## 抜粋本文
++++++++++
2022/06/23    ブランコ
 
 昭和30年前後、近所に公園はなかった。子どもの遊び場は神社やお寺の境内、空き地、路地。公園が少なかったのは市町村に財政的余裕がなかったからだけでなく、ヨーロッパと異なり公園づくりという考えが稀薄で、後回しにされていた。
神社、お寺の境内にブランコやすべり台が設置されたのは土地購入や敷地整備の手間が省けたからだろう。その後ブランコやすべり台を設置する公園が出現し、順番待ちする光景もみられた。
 
 小学校の校庭にブランコはなく、途中で裏庭に設置されたと記憶している。ブランコのある公園は遠く、2台のブランコで板に立ち大車輪さながら勢いをつけて遊ぶ。もう1台の子も負けじとばかりに加速する。
そのまま飛び降りて着地する。遠くまで飛んだほうが勝ち。着地に失敗して手や足を骨折、当て木をして登校する子もいたが、治るとまた乗っていた。小生はこわがりで大車輪などもってのほか、落下やケガの心配もせず暮らした。
 
 あのころのブランコは木の踏み板と金属の鎖。10年もたてば木も金属も雨風にさらされて劣化し、鎖は錆び、踏み板はひびが入り、一部は欠け、使い古された感じになる。そして朽ち果てる。
ブランコにもすべり台にもたいして夢中にならなかったのに、公園や空き地で誰も乗っていないブランコ、すべり台を見るのは好きだった。子どもを待っているのに来ない。雨の日はまったく出番はなく寂しげ。
++++++++++
## 構造化ページ解析データ
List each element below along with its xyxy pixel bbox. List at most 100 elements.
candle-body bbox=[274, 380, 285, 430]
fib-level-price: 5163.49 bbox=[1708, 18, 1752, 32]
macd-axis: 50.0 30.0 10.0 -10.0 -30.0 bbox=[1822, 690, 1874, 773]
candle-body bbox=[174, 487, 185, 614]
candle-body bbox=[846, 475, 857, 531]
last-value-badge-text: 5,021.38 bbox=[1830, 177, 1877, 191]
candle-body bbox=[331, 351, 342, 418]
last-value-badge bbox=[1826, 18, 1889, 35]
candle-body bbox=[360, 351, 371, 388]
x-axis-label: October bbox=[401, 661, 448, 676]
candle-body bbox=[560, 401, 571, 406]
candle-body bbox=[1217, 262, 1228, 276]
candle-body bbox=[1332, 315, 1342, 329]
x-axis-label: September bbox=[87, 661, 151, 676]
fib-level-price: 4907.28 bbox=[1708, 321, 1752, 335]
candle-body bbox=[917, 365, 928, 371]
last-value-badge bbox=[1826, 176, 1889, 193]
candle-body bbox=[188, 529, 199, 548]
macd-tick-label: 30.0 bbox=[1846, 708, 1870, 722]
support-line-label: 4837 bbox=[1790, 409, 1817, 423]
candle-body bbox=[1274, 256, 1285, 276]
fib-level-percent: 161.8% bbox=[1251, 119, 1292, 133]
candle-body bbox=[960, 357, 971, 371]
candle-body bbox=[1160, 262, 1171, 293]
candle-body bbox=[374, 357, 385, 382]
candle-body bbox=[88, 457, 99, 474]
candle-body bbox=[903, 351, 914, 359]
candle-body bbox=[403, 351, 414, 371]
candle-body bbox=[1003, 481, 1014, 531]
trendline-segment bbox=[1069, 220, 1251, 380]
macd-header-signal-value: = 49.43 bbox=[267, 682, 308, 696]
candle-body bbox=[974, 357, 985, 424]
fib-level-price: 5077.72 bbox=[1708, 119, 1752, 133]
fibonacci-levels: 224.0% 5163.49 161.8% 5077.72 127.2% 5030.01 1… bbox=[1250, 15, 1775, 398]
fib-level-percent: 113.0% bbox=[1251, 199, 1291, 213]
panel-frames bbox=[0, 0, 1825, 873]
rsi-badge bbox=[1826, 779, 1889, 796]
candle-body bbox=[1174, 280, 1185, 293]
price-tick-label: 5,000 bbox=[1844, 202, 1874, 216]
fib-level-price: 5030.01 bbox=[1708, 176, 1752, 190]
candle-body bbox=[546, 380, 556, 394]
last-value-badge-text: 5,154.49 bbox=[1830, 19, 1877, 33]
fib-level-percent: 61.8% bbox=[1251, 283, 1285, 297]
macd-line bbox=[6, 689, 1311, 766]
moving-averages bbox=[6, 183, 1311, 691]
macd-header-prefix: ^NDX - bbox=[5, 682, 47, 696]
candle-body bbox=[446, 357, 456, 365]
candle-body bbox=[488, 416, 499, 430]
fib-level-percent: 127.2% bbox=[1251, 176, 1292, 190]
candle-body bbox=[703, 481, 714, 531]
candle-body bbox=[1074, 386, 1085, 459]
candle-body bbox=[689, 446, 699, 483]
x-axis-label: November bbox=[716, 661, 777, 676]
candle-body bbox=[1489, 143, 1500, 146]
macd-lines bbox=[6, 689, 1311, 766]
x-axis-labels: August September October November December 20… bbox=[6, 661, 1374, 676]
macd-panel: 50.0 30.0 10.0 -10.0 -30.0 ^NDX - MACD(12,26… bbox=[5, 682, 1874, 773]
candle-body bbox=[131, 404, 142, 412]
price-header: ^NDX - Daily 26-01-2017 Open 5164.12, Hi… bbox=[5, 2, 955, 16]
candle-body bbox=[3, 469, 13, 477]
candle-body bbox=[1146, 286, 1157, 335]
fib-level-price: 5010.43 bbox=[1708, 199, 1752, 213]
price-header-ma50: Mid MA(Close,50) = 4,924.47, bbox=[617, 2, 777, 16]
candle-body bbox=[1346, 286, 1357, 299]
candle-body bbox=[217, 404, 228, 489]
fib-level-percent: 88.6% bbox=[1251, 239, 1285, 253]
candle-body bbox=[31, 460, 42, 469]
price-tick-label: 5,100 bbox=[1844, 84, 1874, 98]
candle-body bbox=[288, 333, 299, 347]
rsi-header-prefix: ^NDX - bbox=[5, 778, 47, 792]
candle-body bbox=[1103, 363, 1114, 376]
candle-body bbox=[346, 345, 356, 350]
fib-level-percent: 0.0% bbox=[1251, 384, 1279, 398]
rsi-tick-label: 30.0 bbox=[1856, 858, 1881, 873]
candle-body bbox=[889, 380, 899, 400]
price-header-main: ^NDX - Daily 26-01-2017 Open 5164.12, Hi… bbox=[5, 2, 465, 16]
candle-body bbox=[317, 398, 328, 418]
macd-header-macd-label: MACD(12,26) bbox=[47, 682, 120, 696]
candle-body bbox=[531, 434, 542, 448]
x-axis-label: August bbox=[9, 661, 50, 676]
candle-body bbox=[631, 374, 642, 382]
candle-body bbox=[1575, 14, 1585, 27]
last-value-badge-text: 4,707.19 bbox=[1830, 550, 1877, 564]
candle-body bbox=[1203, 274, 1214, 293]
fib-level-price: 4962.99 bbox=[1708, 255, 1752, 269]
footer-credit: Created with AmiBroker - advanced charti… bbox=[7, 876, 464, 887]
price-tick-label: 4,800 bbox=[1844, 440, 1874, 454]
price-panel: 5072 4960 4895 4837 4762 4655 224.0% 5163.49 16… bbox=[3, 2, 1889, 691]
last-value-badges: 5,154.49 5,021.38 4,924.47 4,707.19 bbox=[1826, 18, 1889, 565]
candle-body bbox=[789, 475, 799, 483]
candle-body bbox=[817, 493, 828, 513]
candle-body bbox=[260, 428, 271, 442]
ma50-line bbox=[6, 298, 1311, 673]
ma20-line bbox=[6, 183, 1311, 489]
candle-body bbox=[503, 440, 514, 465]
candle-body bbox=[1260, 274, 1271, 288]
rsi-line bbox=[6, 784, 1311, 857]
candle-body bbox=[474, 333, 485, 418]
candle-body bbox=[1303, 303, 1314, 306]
++++++++++
## 作業内容
1. ブランコについての文章で、近所に公園がなかったころの子どもの遊び場として挙げられている場所をすべて書き出してください。
2. ブランコについての文章の「昭和30年前後、近所に公園は」から「じになる。そして朽ち果てる。」までを、両端を含めて書き直してください。その際、「踏み板」を「座板」に置き換えてください。
3. ブランコについての文章の続きを、最後の文のあとから書き継いでください。

## 項目別解答
1. 神社の境内、お寺の境内、空き地、路地

2.
昭和30年前後、近所に公園はなかった。子どもの遊び場は神社やお寺の境内、空き地、路地。公園が少なかったのは市町村に財政的余裕がなかったからだけでなく、ヨーロッパと異なり公園づくりという考えが稀薄で、後回しにされていた。
神社、お寺の境内にブランコやすべり台が設置されたのは土地購入や敷地整備の手間が省けたからだろう。その後ブランコやすべり台を設置する公園が出現し、順番待ちする光景もみられた。
 
 小学校の校庭にブランコはなく、途中で裏庭に設置されたと記憶している。ブランコのある公園は遠く、2台のブランコで板に立ち大車輪さながら勢いをつけて遊ぶ。もう1台の子も負けじとばかりに加速する。
そのまま飛び降りて着地する。遠くまで飛んだほうが勝ち。着地に失敗して手や足を骨折、当て木をして登校する子もいたが、治るとまた乗っていた。小生はこわがりで大車輪などもってのほか、落下やケガの心配もせず暮らした。
 
 あのころのブランコは木の座板と金属の鎖。10年もたてば木も金属も雨風にさらされて劣化し、鎖は錆び、座板はひびが入り、一部は欠け、使い古された感じになる。そして朽ち果てる。

3.
 
 家から徒歩30分のところにに広い空き地があり、ヤンマーディーゼル、久保田鉄工、神崎製紙、キリンビールなどの工場労働者の家族を目当てに昭和30年代初めサーカスがやって来た。興行前はちんどん屋がねり歩いた。初めての生演奏はちんどん屋の笛と太鼓だったような気がする。
 
 空中ブランコを生で見るとテレビで見るのとはちがいスリルがあった。宙に舞うとき回転していたかどうか思い出せない。地面の上にネットが張られていたが、ブランコ乗りは難なく相手の手をつかむ。
戦後が色濃く残る時代は掃除洗濯など手作業、主婦の四肢は頑丈にならざるをえない。空中ブランコの女性の年齢は定かでないとして、四肢はとりわけ発達しており迫力があった。ピエロはちんどん屋に加わってクラリネットを吹いていた男だった。
 
 大阪市出身の伴侶が幼稚園のころ引っ越した家の近く(市内)に大きな公園があり、周辺に民家は少なく、ブランコもすべり台も待たずに乗り放題だったらしい。
 
 伴侶が小学校低学年だった昭和30年代半ば、木下サーカスをみにいった。サーカスブランコにあこがれていた伴侶がサーカスに行きたい(働きたい)と言ったらば、父親から「サーカスの子は家がない。転々と移動する」と言われ、放浪する自分とダンボールの家を想像し、夢が吹き飛んだそうである。
 
 小生の場合、サーカスは方々へ旅して楽しそうと言うと、17歳年上の従姉から「サーカスの子どもは酢を毎日飲まされる」と言われた。一升瓶に入った酢を小瓶に移す漏斗(ロート)が目に浮かんだ。当時、酸っぱいのは苦手だった。
酢の物を好きになったのは伴侶のおかげ。食生活は野菜中心へと改善された。が、数年前から多疾病と高齢による空中ブランコ的生活を送っている。
 
         ハイランド(スコットランド)のフォートウィリアム南西25キロ、ケンタレンのB&Bのブランコ。1999年10月上旬。